Begin

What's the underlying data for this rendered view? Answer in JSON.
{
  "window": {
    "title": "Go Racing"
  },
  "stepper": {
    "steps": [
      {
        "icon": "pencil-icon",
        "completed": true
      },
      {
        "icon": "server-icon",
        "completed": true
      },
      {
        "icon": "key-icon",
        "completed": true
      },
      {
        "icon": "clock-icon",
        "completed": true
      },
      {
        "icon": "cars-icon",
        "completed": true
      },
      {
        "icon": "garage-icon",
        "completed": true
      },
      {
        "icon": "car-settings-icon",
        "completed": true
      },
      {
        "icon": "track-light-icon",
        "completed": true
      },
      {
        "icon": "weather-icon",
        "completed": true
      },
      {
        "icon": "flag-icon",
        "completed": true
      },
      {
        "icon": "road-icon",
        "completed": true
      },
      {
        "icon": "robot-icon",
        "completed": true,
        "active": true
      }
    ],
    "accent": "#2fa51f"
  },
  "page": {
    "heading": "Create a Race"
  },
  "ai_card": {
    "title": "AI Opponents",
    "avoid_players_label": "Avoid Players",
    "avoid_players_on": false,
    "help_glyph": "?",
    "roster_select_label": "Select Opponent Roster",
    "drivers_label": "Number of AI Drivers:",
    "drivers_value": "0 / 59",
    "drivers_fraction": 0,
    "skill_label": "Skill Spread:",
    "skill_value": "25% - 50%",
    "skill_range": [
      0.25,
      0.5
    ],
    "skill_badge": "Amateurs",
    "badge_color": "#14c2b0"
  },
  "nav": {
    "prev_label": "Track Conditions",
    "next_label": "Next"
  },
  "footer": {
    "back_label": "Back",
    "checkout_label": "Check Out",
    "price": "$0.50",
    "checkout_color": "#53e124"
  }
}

End

> [WRITTEN EXERCISE]
The records above should be returned exactly.

> [WRITTEN RESPONSE]
What's the underlying data for this rendered view? Answer in JSON.
{
  "window": {
    "title": "Go Racing"
  },
  "stepper": {
    "steps": [
      {
        "icon": "pencil-icon",
        "completed": true
      },
      {
        "icon": "server-icon",
        "completed": true
      },
      {
        "icon": "key-icon",
        "completed": true
      },
      {
        "icon": "clock-icon",
        "completed": true
      },
      {
        "icon": "cars-icon",
        "completed": true
      },
      {
        "icon": "garage-icon",
        "completed": true
      },
      {
        "icon": "car-settings-icon",
        "completed": true
      },
      {
        "icon": "track-light-icon",
        "completed": true
      },
      {
        "icon": "weather-icon",
        "completed": true
      },
      {
        "icon": "flag-icon",
        "completed": true
      },
      {
        "icon": "road-icon",
        "completed": true
      },
      {
        "icon": "robot-icon",
        "completed": true,
        "active": true
      }
    ],
    "accent": "#2fa51f"
  },
  "page": {
    "heading": "Create a Race"
  },
  "ai_card": {
    "title": "AI Opponents",
    "avoid_players_label": "Avoid Players",
    "avoid_players_on": false,
    "help_glyph": "?",
    "roster_select_label": "Select Opponent Roster",
    "drivers_label": "Number of AI Drivers:",
    "drivers_value": "0 / 59",
    "drivers_fraction": 0,
    "skill_label": "Skill Spread:",
    "skill_value": "25% - 50%",
    "skill_range": [
      0.25,
      0.5
    ],
    "skill_badge": "Amateurs",
    "badge_color": "#14c2b0"
  },
  "nav": {
    "prev_label": "Track Conditions",
    "next_label": "Next"
  },
  "footer": {
    "back_label": "Back",
    "checkout_label": "Check Out",
    "price": "$0.50",
    "checkout_color": "#53e124"
  }
}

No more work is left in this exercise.